*SET PROBLEM*. Wherever "parla" appears in a line, list that line.

*RECORDS SHOWN*.
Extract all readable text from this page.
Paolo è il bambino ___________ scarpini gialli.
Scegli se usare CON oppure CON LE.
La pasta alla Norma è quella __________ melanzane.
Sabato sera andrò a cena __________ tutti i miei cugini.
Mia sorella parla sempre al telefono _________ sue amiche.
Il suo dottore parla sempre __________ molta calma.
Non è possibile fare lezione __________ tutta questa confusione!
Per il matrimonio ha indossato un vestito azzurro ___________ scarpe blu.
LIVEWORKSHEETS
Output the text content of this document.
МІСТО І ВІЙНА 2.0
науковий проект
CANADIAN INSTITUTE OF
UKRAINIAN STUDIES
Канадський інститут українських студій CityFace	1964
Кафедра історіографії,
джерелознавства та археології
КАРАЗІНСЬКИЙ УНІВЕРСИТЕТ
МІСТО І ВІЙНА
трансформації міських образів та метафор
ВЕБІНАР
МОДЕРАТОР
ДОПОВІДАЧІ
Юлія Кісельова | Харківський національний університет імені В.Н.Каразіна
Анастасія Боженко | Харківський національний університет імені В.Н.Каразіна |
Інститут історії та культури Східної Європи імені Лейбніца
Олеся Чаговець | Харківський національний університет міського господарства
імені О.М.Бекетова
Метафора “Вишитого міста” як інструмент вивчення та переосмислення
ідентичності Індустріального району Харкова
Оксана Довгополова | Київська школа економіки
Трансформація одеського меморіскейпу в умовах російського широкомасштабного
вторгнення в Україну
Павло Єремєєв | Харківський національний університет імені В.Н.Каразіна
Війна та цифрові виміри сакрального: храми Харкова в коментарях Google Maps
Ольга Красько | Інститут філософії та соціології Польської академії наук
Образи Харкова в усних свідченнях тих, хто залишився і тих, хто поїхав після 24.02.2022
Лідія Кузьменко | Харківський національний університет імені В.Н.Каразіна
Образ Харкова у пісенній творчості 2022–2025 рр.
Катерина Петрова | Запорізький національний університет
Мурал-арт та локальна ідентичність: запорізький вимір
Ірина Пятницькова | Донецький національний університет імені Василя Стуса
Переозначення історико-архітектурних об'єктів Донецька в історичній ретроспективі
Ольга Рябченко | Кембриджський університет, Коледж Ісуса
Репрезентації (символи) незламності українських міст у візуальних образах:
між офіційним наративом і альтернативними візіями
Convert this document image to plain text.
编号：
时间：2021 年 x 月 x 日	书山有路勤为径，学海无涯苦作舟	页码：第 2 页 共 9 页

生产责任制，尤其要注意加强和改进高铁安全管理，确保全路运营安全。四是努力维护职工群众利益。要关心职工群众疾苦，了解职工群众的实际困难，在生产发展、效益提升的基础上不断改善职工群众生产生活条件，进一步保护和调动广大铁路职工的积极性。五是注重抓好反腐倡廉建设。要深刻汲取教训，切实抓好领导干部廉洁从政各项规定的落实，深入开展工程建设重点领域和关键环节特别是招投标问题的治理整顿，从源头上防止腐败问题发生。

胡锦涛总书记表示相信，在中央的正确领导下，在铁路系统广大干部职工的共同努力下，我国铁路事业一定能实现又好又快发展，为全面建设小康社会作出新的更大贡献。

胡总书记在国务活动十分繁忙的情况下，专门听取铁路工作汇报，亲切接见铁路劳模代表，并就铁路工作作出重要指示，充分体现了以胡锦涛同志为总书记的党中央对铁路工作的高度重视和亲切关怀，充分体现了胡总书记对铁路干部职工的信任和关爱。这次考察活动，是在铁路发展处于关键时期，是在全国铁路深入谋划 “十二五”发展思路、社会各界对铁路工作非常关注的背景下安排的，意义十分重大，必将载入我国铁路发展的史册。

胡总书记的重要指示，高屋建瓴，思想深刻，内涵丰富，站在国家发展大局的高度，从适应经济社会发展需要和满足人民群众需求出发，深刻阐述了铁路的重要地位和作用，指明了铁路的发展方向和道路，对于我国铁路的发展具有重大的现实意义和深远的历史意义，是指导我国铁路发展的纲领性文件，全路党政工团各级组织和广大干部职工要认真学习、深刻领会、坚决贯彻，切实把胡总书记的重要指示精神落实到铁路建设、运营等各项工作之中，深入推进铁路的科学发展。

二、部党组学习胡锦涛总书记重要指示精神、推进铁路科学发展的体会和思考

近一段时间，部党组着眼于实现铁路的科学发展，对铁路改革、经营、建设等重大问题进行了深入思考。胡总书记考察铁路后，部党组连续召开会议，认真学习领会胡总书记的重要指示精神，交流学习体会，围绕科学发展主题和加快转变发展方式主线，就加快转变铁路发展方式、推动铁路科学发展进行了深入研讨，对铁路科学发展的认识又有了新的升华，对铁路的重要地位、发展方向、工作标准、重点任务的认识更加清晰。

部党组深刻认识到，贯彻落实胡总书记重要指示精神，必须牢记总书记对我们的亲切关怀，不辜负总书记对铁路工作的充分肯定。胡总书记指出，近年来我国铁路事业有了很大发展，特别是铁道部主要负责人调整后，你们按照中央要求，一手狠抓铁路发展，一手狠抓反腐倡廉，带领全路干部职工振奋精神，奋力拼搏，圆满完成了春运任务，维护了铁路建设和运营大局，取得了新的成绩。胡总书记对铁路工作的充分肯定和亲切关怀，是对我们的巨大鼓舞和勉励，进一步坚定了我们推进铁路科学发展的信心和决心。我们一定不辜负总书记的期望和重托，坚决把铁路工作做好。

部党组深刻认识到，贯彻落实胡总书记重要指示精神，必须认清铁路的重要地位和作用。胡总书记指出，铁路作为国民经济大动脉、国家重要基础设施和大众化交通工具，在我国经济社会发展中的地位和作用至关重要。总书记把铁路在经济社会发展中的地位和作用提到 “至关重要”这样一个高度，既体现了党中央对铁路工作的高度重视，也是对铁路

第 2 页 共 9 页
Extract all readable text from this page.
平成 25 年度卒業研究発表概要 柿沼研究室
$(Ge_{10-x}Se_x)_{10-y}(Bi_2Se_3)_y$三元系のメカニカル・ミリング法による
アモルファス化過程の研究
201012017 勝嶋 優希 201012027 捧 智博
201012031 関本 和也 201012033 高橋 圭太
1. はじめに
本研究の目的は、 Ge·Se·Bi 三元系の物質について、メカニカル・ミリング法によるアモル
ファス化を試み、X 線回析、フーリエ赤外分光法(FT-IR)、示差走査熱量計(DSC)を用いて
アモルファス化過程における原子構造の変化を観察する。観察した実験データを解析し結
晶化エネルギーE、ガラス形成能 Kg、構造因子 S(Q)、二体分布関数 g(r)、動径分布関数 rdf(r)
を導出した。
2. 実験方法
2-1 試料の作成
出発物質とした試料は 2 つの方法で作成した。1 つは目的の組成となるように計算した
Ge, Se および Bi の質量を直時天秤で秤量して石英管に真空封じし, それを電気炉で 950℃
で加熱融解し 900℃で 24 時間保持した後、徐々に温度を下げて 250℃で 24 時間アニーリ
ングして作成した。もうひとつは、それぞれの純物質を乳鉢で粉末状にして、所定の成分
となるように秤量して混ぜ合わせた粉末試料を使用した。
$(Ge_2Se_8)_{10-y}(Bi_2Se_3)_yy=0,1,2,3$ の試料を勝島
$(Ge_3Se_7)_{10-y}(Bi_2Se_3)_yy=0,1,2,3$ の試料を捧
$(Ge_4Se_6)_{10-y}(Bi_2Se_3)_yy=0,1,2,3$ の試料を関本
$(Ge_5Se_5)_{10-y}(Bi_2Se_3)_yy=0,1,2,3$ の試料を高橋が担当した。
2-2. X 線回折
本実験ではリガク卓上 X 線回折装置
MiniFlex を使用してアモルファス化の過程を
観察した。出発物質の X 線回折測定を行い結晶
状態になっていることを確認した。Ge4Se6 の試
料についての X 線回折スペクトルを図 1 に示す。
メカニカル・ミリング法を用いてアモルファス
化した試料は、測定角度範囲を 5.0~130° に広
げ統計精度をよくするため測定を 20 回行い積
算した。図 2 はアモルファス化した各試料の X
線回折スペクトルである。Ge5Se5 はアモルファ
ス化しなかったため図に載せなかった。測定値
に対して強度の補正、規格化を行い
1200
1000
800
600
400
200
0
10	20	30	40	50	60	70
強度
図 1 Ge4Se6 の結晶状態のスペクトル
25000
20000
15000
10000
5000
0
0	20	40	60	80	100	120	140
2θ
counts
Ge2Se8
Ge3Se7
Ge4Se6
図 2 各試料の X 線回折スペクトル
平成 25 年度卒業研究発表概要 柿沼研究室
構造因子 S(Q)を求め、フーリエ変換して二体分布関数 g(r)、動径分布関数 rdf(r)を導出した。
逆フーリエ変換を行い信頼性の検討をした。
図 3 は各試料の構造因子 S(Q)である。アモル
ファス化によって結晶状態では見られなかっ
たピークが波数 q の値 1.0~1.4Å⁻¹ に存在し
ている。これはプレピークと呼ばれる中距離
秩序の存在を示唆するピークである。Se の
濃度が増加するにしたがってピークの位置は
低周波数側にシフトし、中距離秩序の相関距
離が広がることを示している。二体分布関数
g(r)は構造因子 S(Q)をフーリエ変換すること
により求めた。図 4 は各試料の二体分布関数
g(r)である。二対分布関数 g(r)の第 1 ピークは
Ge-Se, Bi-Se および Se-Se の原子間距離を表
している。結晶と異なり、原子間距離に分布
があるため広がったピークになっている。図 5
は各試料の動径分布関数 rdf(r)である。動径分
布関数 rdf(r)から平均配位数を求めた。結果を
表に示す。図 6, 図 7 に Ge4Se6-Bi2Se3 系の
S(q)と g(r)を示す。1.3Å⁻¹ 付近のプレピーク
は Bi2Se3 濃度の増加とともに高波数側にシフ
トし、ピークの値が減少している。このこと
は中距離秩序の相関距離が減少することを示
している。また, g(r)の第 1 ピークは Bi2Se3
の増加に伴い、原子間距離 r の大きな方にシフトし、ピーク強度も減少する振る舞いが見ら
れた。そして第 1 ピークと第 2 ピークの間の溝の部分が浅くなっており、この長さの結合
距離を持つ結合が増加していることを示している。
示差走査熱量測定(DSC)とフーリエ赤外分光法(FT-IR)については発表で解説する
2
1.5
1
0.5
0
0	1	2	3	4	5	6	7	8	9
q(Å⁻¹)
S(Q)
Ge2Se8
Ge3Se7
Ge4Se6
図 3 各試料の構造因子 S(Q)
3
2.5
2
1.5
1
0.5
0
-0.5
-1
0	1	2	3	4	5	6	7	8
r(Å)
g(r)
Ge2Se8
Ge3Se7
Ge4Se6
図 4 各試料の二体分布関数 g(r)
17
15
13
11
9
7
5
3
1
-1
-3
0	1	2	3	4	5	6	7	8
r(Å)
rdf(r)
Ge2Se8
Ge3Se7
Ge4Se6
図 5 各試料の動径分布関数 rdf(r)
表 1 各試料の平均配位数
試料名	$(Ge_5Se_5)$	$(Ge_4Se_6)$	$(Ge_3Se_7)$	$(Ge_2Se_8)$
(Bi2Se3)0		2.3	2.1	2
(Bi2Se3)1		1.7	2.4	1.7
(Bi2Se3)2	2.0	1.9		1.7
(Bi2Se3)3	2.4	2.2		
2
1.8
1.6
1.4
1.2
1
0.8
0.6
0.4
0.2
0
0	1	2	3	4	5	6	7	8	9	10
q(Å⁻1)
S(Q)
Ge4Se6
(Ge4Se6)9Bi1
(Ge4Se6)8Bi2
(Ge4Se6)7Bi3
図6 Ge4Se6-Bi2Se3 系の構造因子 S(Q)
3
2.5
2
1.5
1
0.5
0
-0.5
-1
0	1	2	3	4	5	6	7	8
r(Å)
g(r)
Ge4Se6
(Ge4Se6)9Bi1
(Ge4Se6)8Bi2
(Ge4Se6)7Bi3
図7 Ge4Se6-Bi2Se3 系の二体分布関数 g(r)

*WRITTEN RESPONSE*.
Mia sorella parla sempre al telefono _________ sue amiche.
Il suo dottore parla sempre __________ molta calma.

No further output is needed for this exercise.